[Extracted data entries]
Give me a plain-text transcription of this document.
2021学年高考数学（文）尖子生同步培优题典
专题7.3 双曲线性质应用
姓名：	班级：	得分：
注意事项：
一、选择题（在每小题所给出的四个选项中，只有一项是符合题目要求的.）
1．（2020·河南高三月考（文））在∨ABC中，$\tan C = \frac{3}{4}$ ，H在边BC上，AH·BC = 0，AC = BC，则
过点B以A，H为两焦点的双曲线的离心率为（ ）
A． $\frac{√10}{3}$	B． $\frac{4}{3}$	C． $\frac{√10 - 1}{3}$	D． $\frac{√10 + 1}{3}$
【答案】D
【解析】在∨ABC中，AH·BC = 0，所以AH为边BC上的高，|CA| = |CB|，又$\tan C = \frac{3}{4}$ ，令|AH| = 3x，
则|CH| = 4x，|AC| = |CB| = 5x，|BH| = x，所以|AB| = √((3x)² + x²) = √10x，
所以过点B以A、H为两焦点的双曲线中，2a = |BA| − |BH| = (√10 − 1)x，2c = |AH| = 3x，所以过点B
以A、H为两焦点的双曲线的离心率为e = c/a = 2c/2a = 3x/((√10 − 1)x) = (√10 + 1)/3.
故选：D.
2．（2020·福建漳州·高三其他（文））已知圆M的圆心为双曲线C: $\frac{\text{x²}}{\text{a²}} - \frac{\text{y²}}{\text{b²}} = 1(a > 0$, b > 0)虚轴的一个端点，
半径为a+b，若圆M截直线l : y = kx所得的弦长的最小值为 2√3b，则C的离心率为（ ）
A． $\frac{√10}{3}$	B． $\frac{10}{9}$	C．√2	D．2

■ Exercise:
Reproduce all data above, unchanged.

■ Task result:
Give me a plain-text transcription of this document.
2021学年高考数学（文）尖子生同步培优题典
专题7.3 双曲线性质应用
姓名：	班级：	得分：
注意事项：
一、选择题（在每小题所给出的四个选项中，只有一项是符合题目要求的.）
1．（2020·河南高三月考（文））在∨ABC中，$\tan C = \frac{3}{4}$ ，H在边BC上，AH·BC = 0，AC = BC，则
过点B以A，H为两焦点的双曲线的离心率为（ ）
A． $\frac{√10}{3}$	B． $\frac{4}{3}$	C． $\frac{√10 - 1}{3}$	D． $\frac{√10 + 1}{3}$
【答案】D
【解析】在∨ABC中，AH·BC = 0，所以AH为边BC上的高，|CA| = |CB|，又$\tan C = \frac{3}{4}$ ，令|AH| = 3x，
则|CH| = 4x，|AC| = |CB| = 5x，|BH| = x，所以|AB| = √((3x)² + x²) = √10x，
所以过点B以A、H为两焦点的双曲线中，2a = |BA| − |BH| = (√10 − 1)x，2c = |AH| = 3x，所以过点B
以A、H为两焦点的双曲线的离心率为e = c/a = 2c/2a = 3x/((√10 − 1)x) = (√10 + 1)/3.
故选：D.
2．（2020·福建漳州·高三其他（文））已知圆M的圆心为双曲线C: $\frac{\text{x²}}{\text{a²}} - \frac{\text{y²}}{\text{b²}} = 1(a > 0$, b > 0)虚轴的一个端点，
半径为a+b，若圆M截直线l : y = kx所得的弦长的最小值为 2√3b，则C的离心率为（ ）
A． $\frac{√10}{3}$	B． $\frac{10}{9}$	C．√2	D．2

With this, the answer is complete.